Exercise details: Copy all the data exactly, except the pictures.

## Begin

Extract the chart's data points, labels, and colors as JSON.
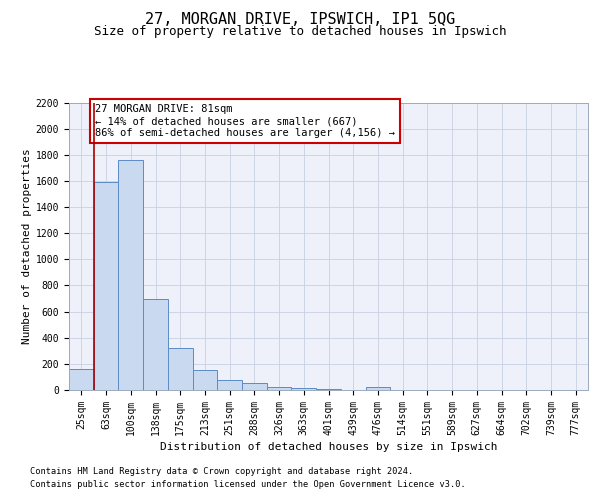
{
  "title": "27, MORGAN DRIVE, IPSWICH, IP1 5QG",
  "subtitle": "Size of property relative to detached houses in Ipswich",
  "xlabel": "Distribution of detached houses by size in Ipswich",
  "ylabel": "Number of detached properties",
  "categories": [
    "25sqm",
    "63sqm",
    "100sqm",
    "138sqm",
    "175sqm",
    "213sqm",
    "251sqm",
    "288sqm",
    "326sqm",
    "363sqm",
    "401sqm",
    "439sqm",
    "476sqm",
    "514sqm",
    "551sqm",
    "589sqm",
    "627sqm",
    "664sqm",
    "702sqm",
    "739sqm",
    "777sqm"
  ],
  "values": [
    160,
    1590,
    1760,
    700,
    320,
    155,
    80,
    50,
    25,
    15,
    5,
    0,
    20,
    0,
    0,
    0,
    0,
    0,
    0,
    0,
    0
  ],
  "bar_color": "#c9d9ef",
  "bar_edge_color": "#5b8cc8",
  "vline_color": "#aa0000",
  "annotation_text": "27 MORGAN DRIVE: 81sqm\n← 14% of detached houses are smaller (667)\n86% of semi-detached houses are larger (4,156) →",
  "annotation_box_color": "#ffffff",
  "annotation_box_edge": "#cc0000",
  "ylim_max": 2200,
  "yticks": [
    0,
    200,
    400,
    600,
    800,
    1000,
    1200,
    1400,
    1600,
    1800,
    2000,
    2200
  ],
  "grid_color": "#c8d0e0",
  "bg_color": "#eef1fa",
  "footer_line1": "Contains HM Land Registry data © Crown copyright and database right 2024.",
  "footer_line2": "Contains public sector information licensed under the Open Government Licence v3.0.",
  "title_fontsize": 11,
  "subtitle_fontsize": 9,
  "ylabel_fontsize": 8,
  "xlabel_fontsize": 8,
  "tick_fontsize": 7,
  "ann_fontsize": 7.5
}
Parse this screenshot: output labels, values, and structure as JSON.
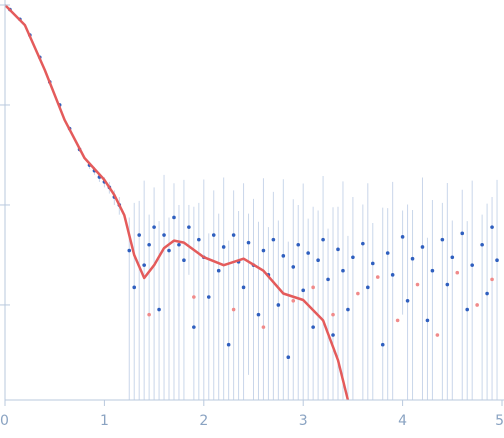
{
  "chart_data": {
    "type": "scatter",
    "log_y": true,
    "xlim": [
      0,
      5
    ],
    "xticks": [
      0,
      1,
      2,
      3,
      4,
      5
    ],
    "ylim": [
      0.000112,
      1
    ],
    "yticks": [
      1,
      0.1,
      0.01,
      0.001
    ],
    "series": [
      {
        "color": "#2f5fbf",
        "error_color": "#c9d6ea",
        "x": [
          0.05,
          0.15,
          0.25,
          0.35,
          0.45,
          0.55,
          0.65,
          0.75,
          0.85,
          0.9,
          0.95,
          1.0,
          1.05,
          1.1,
          1.15,
          1.25,
          1.3,
          1.35,
          1.4,
          1.45,
          1.5,
          1.55,
          1.6,
          1.65,
          1.7,
          1.75,
          1.8,
          1.85,
          1.9,
          1.95,
          2.0,
          2.05,
          2.1,
          2.15,
          2.2,
          2.25,
          2.3,
          2.35,
          2.4,
          2.45,
          2.5,
          2.55,
          2.6,
          2.65,
          2.7,
          2.75,
          2.8,
          2.85,
          2.9,
          2.95,
          3.0,
          3.05,
          3.1,
          3.15,
          3.2,
          3.25,
          3.3,
          3.35,
          3.4,
          3.45,
          3.5,
          3.6,
          3.65,
          3.7,
          3.8,
          3.85,
          3.9,
          4.0,
          4.05,
          4.1,
          4.2,
          4.25,
          4.3,
          4.4,
          4.45,
          4.5,
          4.6,
          4.65,
          4.7,
          4.8,
          4.85,
          4.9,
          4.95
        ],
        "values": [
          0.9,
          0.72,
          0.5,
          0.3,
          0.17,
          0.1,
          0.058,
          0.036,
          0.025,
          0.022,
          0.019,
          0.017,
          0.015,
          0.012,
          0.01,
          0.0035,
          0.0015,
          0.005,
          0.0025,
          0.004,
          0.006,
          0.0009,
          0.005,
          0.0035,
          0.0075,
          0.004,
          0.0028,
          0.006,
          0.0006,
          0.0045,
          0.003,
          0.0012,
          0.005,
          0.0022,
          0.0038,
          0.0004,
          0.005,
          0.0027,
          0.0015,
          0.0042,
          0.0025,
          0.0008,
          0.0035,
          0.002,
          0.0045,
          0.001,
          0.0031,
          0.0003,
          0.0024,
          0.004,
          0.0014,
          0.0033,
          0.0006,
          0.0028,
          0.0045,
          0.0018,
          0.0005,
          0.0036,
          0.0022,
          0.0009,
          0.003,
          0.0041,
          0.0015,
          0.0026,
          0.0004,
          0.0033,
          0.002,
          0.0048,
          0.0011,
          0.0029,
          0.0038,
          0.0007,
          0.0022,
          0.0045,
          0.0016,
          0.003,
          0.0052,
          0.0009,
          0.0025,
          0.004,
          0.0013,
          0.006,
          0.0028
        ],
        "errors": [
          0.02,
          0.02,
          0.015,
          0.01,
          0.006,
          0.004,
          0.003,
          0.002,
          0.002,
          0.002,
          0.002,
          0.002,
          0.002,
          0.002,
          0.002,
          0.004,
          0.009,
          0.006,
          0.015,
          0.004,
          0.009,
          0.006,
          0.015,
          0.004,
          0.009,
          0.006,
          0.015,
          0.004,
          0.009,
          0.006,
          0.015,
          0.004,
          0.009,
          0.006,
          0.015,
          0.004,
          0.009,
          0.006,
          0.015,
          0.004,
          0.009,
          0.006,
          0.015,
          0.004,
          0.009,
          0.006,
          0.015,
          0.004,
          0.009,
          0.006,
          0.015,
          0.004,
          0.009,
          0.006,
          0.015,
          0.004,
          0.009,
          0.006,
          0.015,
          0.004,
          0.009,
          0.006,
          0.015,
          0.004,
          0.009,
          0.006,
          0.015,
          0.004,
          0.009,
          0.006,
          0.015,
          0.004,
          0.009,
          0.006,
          0.015,
          0.004,
          0.009,
          0.006,
          0.015,
          0.004,
          0.009,
          0.006,
          0.015
        ]
      },
      {
        "color": "#f08a8a",
        "x": [
          1.45,
          1.9,
          2.3,
          2.6,
          2.9,
          3.1,
          3.3,
          3.55,
          3.75,
          3.95,
          4.15,
          4.35,
          4.55,
          4.75,
          4.9
        ],
        "values": [
          0.0008,
          0.0012,
          0.0009,
          0.0006,
          0.0011,
          0.0015,
          0.0008,
          0.0013,
          0.0019,
          0.0007,
          0.0016,
          0.0005,
          0.0021,
          0.001,
          0.0018
        ]
      }
    ],
    "fit": {
      "color": "#e45b5b",
      "x": [
        0,
        0.2,
        0.4,
        0.6,
        0.8,
        1.0,
        1.1,
        1.2,
        1.3,
        1.4,
        1.5,
        1.6,
        1.7,
        1.8,
        2.0,
        2.2,
        2.4,
        2.6,
        2.8,
        3.0,
        3.2,
        3.35,
        3.45
      ],
      "values": [
        1,
        0.63,
        0.224,
        0.071,
        0.0295,
        0.0178,
        0.0126,
        0.0079,
        0.00316,
        0.00186,
        0.0025,
        0.0037,
        0.0044,
        0.0042,
        0.003,
        0.0025,
        0.0029,
        0.0022,
        0.0013,
        0.00112,
        0.0007,
        0.00028,
        0.000112
      ]
    }
  }
}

## End

Solution for this problem:
Extract the chart's data points, labels, and colors as JSON.
{
  "title": "27, MORGAN DRIVE, IPSWICH, IP1 5QG",
  "subtitle": "Size of property relative to detached houses in Ipswich",
  "xlabel": "Distribution of detached houses by size in Ipswich",
  "ylabel": "Number of detached properties",
  "categories": [
    "25sqm",
    "63sqm",
    "100sqm",
    "138sqm",
    "175sqm",
    "213sqm",
    "251sqm",
    "288sqm",
    "326sqm",
    "363sqm",
    "401sqm",
    "439sqm",
    "476sqm",
    "514sqm",
    "551sqm",
    "589sqm",
    "627sqm",
    "664sqm",
    "702sqm",
    "739sqm",
    "777sqm"
  ],
  "values": [
    160,
    1590,
    1760,
    700,
    320,
    155,
    80,
    50,
    25,
    15,
    5,
    0,
    20,
    0,
    0,
    0,
    0,
    0,
    0,
    0,
    0
  ],
  "bar_color": "#c9d9ef",
  "bar_edge_color": "#5b8cc8",
  "vline_color": "#aa0000",
  "annotation_text": "27 MORGAN DRIVE: 81sqm\n← 14% of detached houses are smaller (667)\n86% of semi-detached houses are larger (4,156) →",
  "annotation_box_color": "#ffffff",
  "annotation_box_edge": "#cc0000",
  "ylim_max": 2200,
  "yticks": [
    0,
    200,
    400,
    600,
    800,
    1000,
    1200,
    1400,
    1600,
    1800,
    2000,
    2200
  ],
  "grid_color": "#c8d0e0",
  "bg_color": "#eef1fa",
  "footer_line1": "Contains HM Land Registry data © Crown copyright and database right 2024.",
  "footer_line2": "Contains public sector information licensed under the Open Government Licence v3.0.",
  "title_fontsize": 11,
  "subtitle_fontsize": 9,
  "ylabel_fontsize": 8,
  "xlabel_fontsize": 8,
  "tick_fontsize": 7,
  "ann_fontsize": 7.5
}
Parse this screenshot: output labels, values, and structure as JSON.
{
  "chart_data": {
    "type": "scatter",
    "log_y": true,
    "xlim": [
      0,
      5
    ],
    "xticks": [
      0,
      1,
      2,
      3,
      4,
      5
    ],
    "ylim": [
      0.000112,
      1
    ],
    "yticks": [
      1,
      0.1,
      0.01,
      0.001
    ],
    "series": [
      {
        "color": "#2f5fbf",
        "error_color": "#c9d6ea",
        "x": [
          0.05,
          0.15,
          0.25,
          0.35,
          0.45,
          0.55,
          0.65,
          0.75,
          0.85,
          0.9,
          0.95,
          1.0,
          1.05,
          1.1,
          1.15,
          1.25,
          1.3,
          1.35,
          1.4,
          1.45,
          1.5,
          1.55,
          1.6,
          1.65,
          1.7,
          1.75,
          1.8,
          1.85,
          1.9,
          1.95,
          2.0,
          2.05,
          2.1,
          2.15,
          2.2,
          2.25,
          2.3,
          2.35,
          2.4,
          2.45,
          2.5,
          2.55,
          2.6,
          2.65,
          2.7,
          2.75,
          2.8,
          2.85,
          2.9,
          2.95,
          3.0,
          3.05,
          3.1,
          3.15,
          3.2,
          3.25,
          3.3,
          3.35,
          3.4,
          3.45,
          3.5,
          3.6,
          3.65,
          3.7,
          3.8,
          3.85,
          3.9,
          4.0,
          4.05,
          4.1,
          4.2,
          4.25,
          4.3,
          4.4,
          4.45,
          4.5,
          4.6,
          4.65,
          4.7,
          4.8,
          4.85,
          4.9,
          4.95
        ],
        "values": [
          0.9,
          0.72,
          0.5,
          0.3,
          0.17,
          0.1,
          0.058,
          0.036,
          0.025,
          0.022,
          0.019,
          0.017,
          0.015,
          0.012,
          0.01,
          0.0035,
          0.0015,
          0.005,
          0.0025,
          0.004,
          0.006,
          0.0009,
          0.005,
          0.0035,
          0.0075,
          0.004,
          0.0028,
          0.006,
          0.0006,
          0.0045,
          0.003,
          0.0012,
          0.005,
          0.0022,
          0.0038,
          0.0004,
          0.005,
          0.0027,
          0.0015,
          0.0042,
          0.0025,
          0.0008,
          0.0035,
          0.002,
          0.0045,
          0.001,
          0.0031,
          0.0003,
          0.0024,
          0.004,
          0.0014,
          0.0033,
          0.0006,
          0.0028,
          0.0045,
          0.0018,
          0.0005,
          0.0036,
          0.0022,
          0.0009,
          0.003,
          0.0041,
          0.0015,
          0.0026,
          0.0004,
          0.0033,
          0.002,
          0.0048,
          0.0011,
          0.0029,
          0.0038,
          0.0007,
          0.0022,
          0.0045,
          0.0016,
          0.003,
          0.0052,
          0.0009,
          0.0025,
          0.004,
          0.0013,
          0.006,
          0.0028
        ],
        "errors": [
          0.02,
          0.02,
          0.015,
          0.01,
          0.006,
          0.004,
          0.003,
          0.002,
          0.002,
          0.002,
          0.002,
          0.002,
          0.002,
          0.002,
          0.002,
          0.004,
          0.009,
          0.006,
          0.015,
          0.004,
          0.009,
          0.006,
          0.015,
          0.004,
          0.009,
          0.006,
          0.015,
          0.004,
          0.009,
          0.006,
          0.015,
          0.004,
          0.009,
          0.006,
          0.015,
          0.004,
          0.009,
          0.006,
          0.015,
          0.004,
          0.009,
          0.006,
          0.015,
          0.004,
          0.009,
          0.006,
          0.015,
          0.004,
          0.009,
          0.006,
          0.015,
          0.004,
          0.009,
          0.006,
          0.015,
          0.004,
          0.009,
          0.006,
          0.015,
          0.004,
          0.009,
          0.006,
          0.015,
          0.004,
          0.009,
          0.006,
          0.015,
          0.004,
          0.009,
          0.006,
          0.015,
          0.004,
          0.009,
          0.006,
          0.015,
          0.004,
          0.009,
          0.006,
          0.015,
          0.004,
          0.009,
          0.006,
          0.015
        ]
      },
      {
        "color": "#f08a8a",
        "x": [
          1.45,
          1.9,
          2.3,
          2.6,
          2.9,
          3.1,
          3.3,
          3.55,
          3.75,
          3.95,
          4.15,
          4.35,
          4.55,
          4.75,
          4.9
        ],
        "values": [
          0.0008,
          0.0012,
          0.0009,
          0.0006,
          0.0011,
          0.0015,
          0.0008,
          0.0013,
          0.0019,
          0.0007,
          0.0016,
          0.0005,
          0.0021,
          0.001,
          0.0018
        ]
      }
    ],
    "fit": {
      "color": "#e45b5b",
      "x": [
        0,
        0.2,
        0.4,
        0.6,
        0.8,
        1.0,
        1.1,
        1.2,
        1.3,
        1.4,
        1.5,
        1.6,
        1.7,
        1.8,
        2.0,
        2.2,
        2.4,
        2.6,
        2.8,
        3.0,
        3.2,
        3.35,
        3.45
      ],
      "values": [
        1,
        0.63,
        0.224,
        0.071,
        0.0295,
        0.0178,
        0.0126,
        0.0079,
        0.00316,
        0.00186,
        0.0025,
        0.0037,
        0.0044,
        0.0042,
        0.003,
        0.0025,
        0.0029,
        0.0022,
        0.0013,
        0.00112,
        0.0007,
        0.00028,
        0.000112
      ]
    }
  }
}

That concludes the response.